» Exercise description
Repeat each entry as written and leave the images out of the copy.
══ Records for processing ══
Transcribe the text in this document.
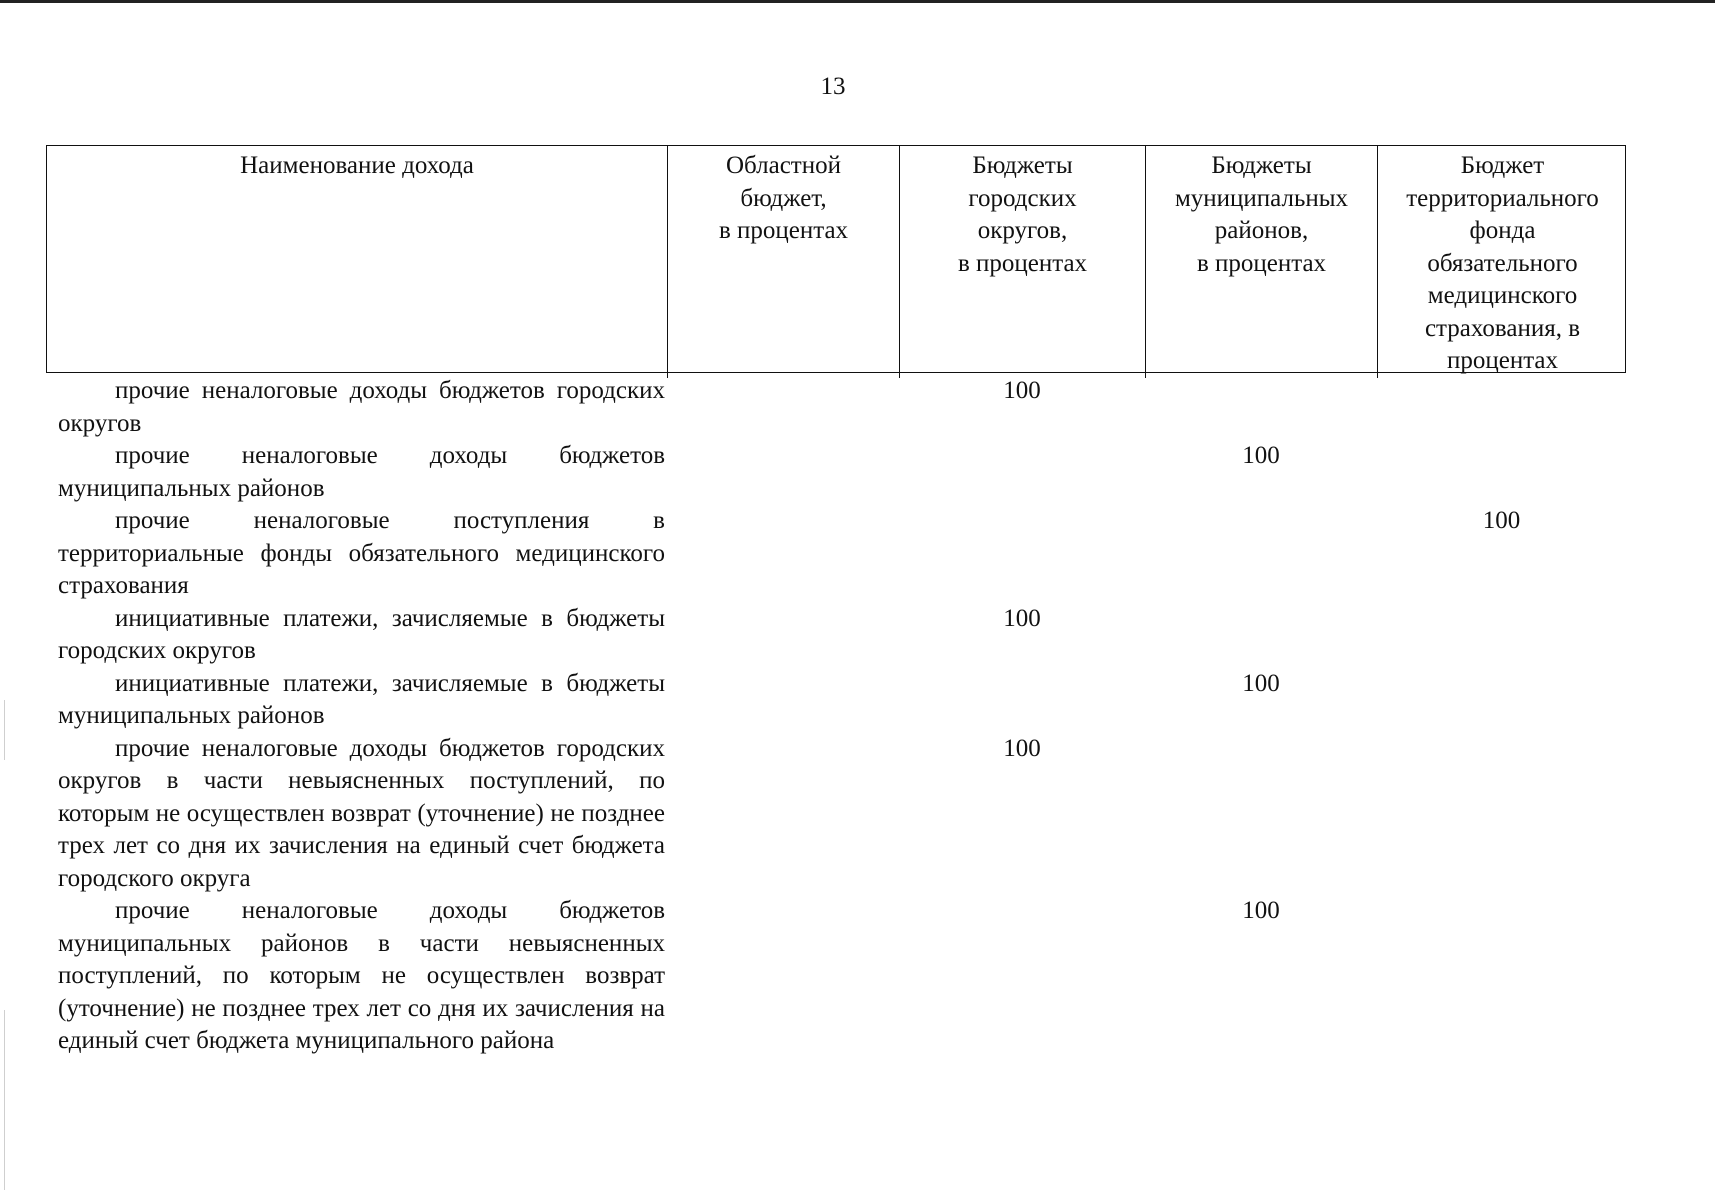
13
Наименование дохода	Областной
бюджет,
в процентах
Бюджеты
городских
округов,
в процентах
Бюджеты
муниципальных
районов,
в процентах
Бюджет
территориального
фонда
обязательного
медицинского
страхования, в
процентах
прочие неналоговые доходы бюджетов городских округов
100
прочие неналоговые доходы бюджетов муниципальных районов
100
прочие неналоговые поступления в территориальные фонды обязательного медицинского страхования
100
инициативные платежи, зачисляемые в бюджеты городских округов
100
инициативные платежи, зачисляемые в бюджеты муниципальных районов
100
прочие неналоговые доходы бюджетов городских округов в части невыясненных поступлений, по которым не осуществлен возврат (уточнение) не позднее трех лет со дня их зачисления на единый счет бюджета городского округа
100
прочие неналоговые доходы бюджетов муниципальных районов в части невыясненных поступлений, по которым не осуществлен возврат (уточнение) не позднее трех лет со дня их зачисления на единый счет бюджета муниципального района
100
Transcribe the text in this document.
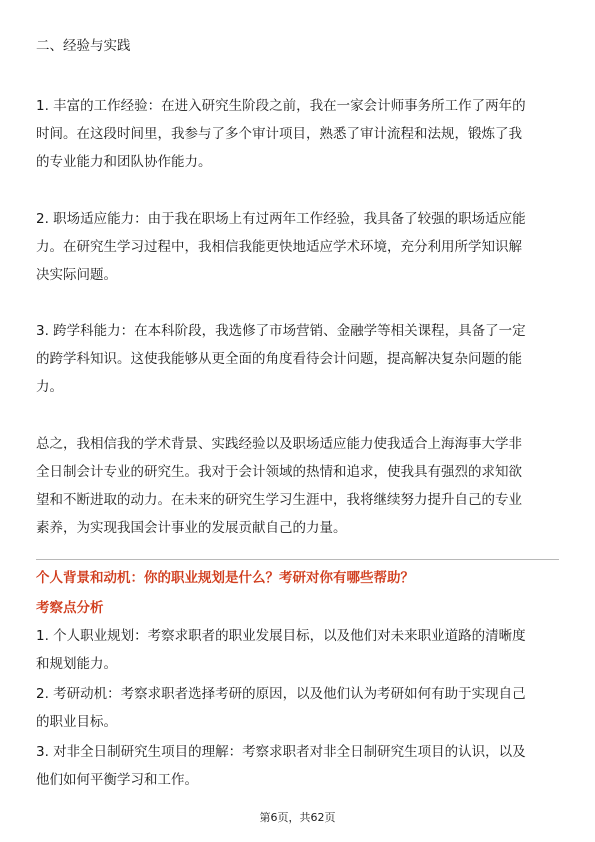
二、经验与实践

1. 丰富的工作经验：在进入研究生阶段之前，我在一家会计师事务所工作了两年的
时间。在这段时间里，我参与了多个审计项目，熟悉了审计流程和法规，锻炼了我
的专业能力和团队协作能力。

2. 职场适应能力：由于我在职场上有过两年工作经验，我具备了较强的职场适应能
力。在研究生学习过程中，我相信我能更快地适应学术环境，充分利用所学知识解
决实际问题。

3. 跨学科能力：在本科阶段，我选修了市场营销、金融学等相关课程，具备了一定
的跨学科知识。这使我能够从更全面的角度看待会计问题，提高解决复杂问题的能
力。

总之，我相信我的学术背景、实践经验以及职场适应能力使我适合上海海事大学非
全日制会计专业的研究生。我对于会计领域的热情和追求，使我具有强烈的求知欲
望和不断进取的动力。在未来的研究生学习生涯中，我将继续努力提升自己的专业
素养，为实现我国会计事业的发展贡献自己的力量。

个人背景和动机：你的职业规划是什么？考研对你有哪些帮助？
考察点分析

1. 个人职业规划：考察求职者的职业发展目标，以及他们对未来职业道路的清晰度
和规划能力。

2. 考研动机：考察求职者选择考研的原因，以及他们认为考研如何有助于实现自己
的职业目标。

3. 对非全日制研究生项目的理解：考察求职者对非全日制研究生项目的认识，以及
他们如何平衡学习和工作。

第6页，共62页
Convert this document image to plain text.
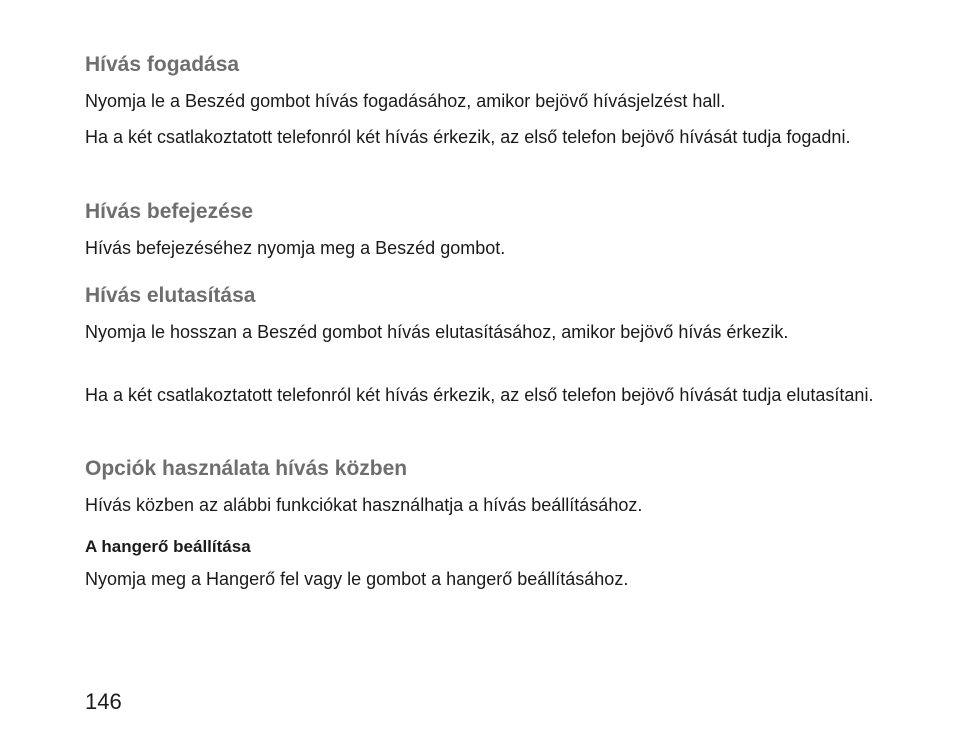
Hívás fogadása

Nyomja le a Beszéd gombot hívás fogadásához, amikor bejövő hívásjelzést hall.

Ha a két csatlakoztatott telefonról két hívás érkezik, az első telefon bejövő hívását tudja fogadni.

Hívás befejezése

Hívás befejezéséhez nyomja meg a Beszéd gombot.

Hívás elutasítása

Nyomja le hosszan a Beszéd gombot hívás elutasításához, amikor bejövő hívás érkezik.

Ha a két csatlakoztatott telefonról két hívás érkezik, az első telefon bejövő hívását tudja elutasítani.

Opciók használata hívás közben

Hívás közben az alábbi funkciókat használhatja a hívás beállításához.

A hangerő beállítása

Nyomja meg a Hangerő fel vagy le gombot a hangerő beállításához.

146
═══
» Output for this task
Transcribe the text in this document.
13
Наименование дохода	Областной
бюджет,
в процентах
Бюджеты
городских
округов,
в процентах
Бюджеты
муниципальных
районов,
в процентах
Бюджет
территориального
фонда
обязательного
медицинского
страхования, в
процентах
прочие неналоговые доходы бюджетов городских округов
100
прочие неналоговые доходы бюджетов муниципальных районов
100
прочие неналоговые поступления в территориальные фонды обязательного медицинского страхования
100
инициативные платежи, зачисляемые в бюджеты городских округов
100
инициативные платежи, зачисляемые в бюджеты муниципальных районов
100
прочие неналоговые доходы бюджетов городских округов в части невыясненных поступлений, по которым не осуществлен возврат (уточнение) не позднее трех лет со дня их зачисления на единый счет бюджета городского округа
100
прочие неналоговые доходы бюджетов муниципальных районов в части невыясненных поступлений, по которым не осуществлен возврат (уточнение) не позднее трех лет со дня их зачисления на единый счет бюджета муниципального района
100
Transcribe the text in this document.
二、经验与实践

1. 丰富的工作经验：在进入研究生阶段之前，我在一家会计师事务所工作了两年的
时间。在这段时间里，我参与了多个审计项目，熟悉了审计流程和法规，锻炼了我
的专业能力和团队协作能力。

2. 职场适应能力：由于我在职场上有过两年工作经验，我具备了较强的职场适应能
力。在研究生学习过程中，我相信我能更快地适应学术环境，充分利用所学知识解
决实际问题。

3. 跨学科能力：在本科阶段，我选修了市场营销、金融学等相关课程，具备了一定
的跨学科知识。这使我能够从更全面的角度看待会计问题，提高解决复杂问题的能
力。

总之，我相信我的学术背景、实践经验以及职场适应能力使我适合上海海事大学非
全日制会计专业的研究生。我对于会计领域的热情和追求，使我具有强烈的求知欲
望和不断进取的动力。在未来的研究生学习生涯中，我将继续努力提升自己的专业
素养，为实现我国会计事业的发展贡献自己的力量。

个人背景和动机：你的职业规划是什么？考研对你有哪些帮助？
考察点分析

1. 个人职业规划：考察求职者的职业发展目标，以及他们对未来职业道路的清晰度
和规划能力。

2. 考研动机：考察求职者选择考研的原因，以及他们认为考研如何有助于实现自己
的职业目标。

3. 对非全日制研究生项目的理解：考察求职者对非全日制研究生项目的认识，以及
他们如何平衡学习和工作。

第6页，共62页
Convert this document image to plain text.
Hívás fogadása

Nyomja le a Beszéd gombot hívás fogadásához, amikor bejövő hívásjelzést hall.

Ha a két csatlakoztatott telefonról két hívás érkezik, az első telefon bejövő hívását tudja fogadni.

Hívás befejezése

Hívás befejezéséhez nyomja meg a Beszéd gombot.

Hívás elutasítása

Nyomja le hosszan a Beszéd gombot hívás elutasításához, amikor bejövő hívás érkezik.

Ha a két csatlakoztatott telefonról két hívás érkezik, az első telefon bejövő hívását tudja elutasítani.

Opciók használata hívás közben

Hívás közben az alábbi funkciókat használhatja a hívás beállításához.

A hangerő beállítása

Nyomja meg a Hangerő fel vagy le gombot a hangerő beállításához.

146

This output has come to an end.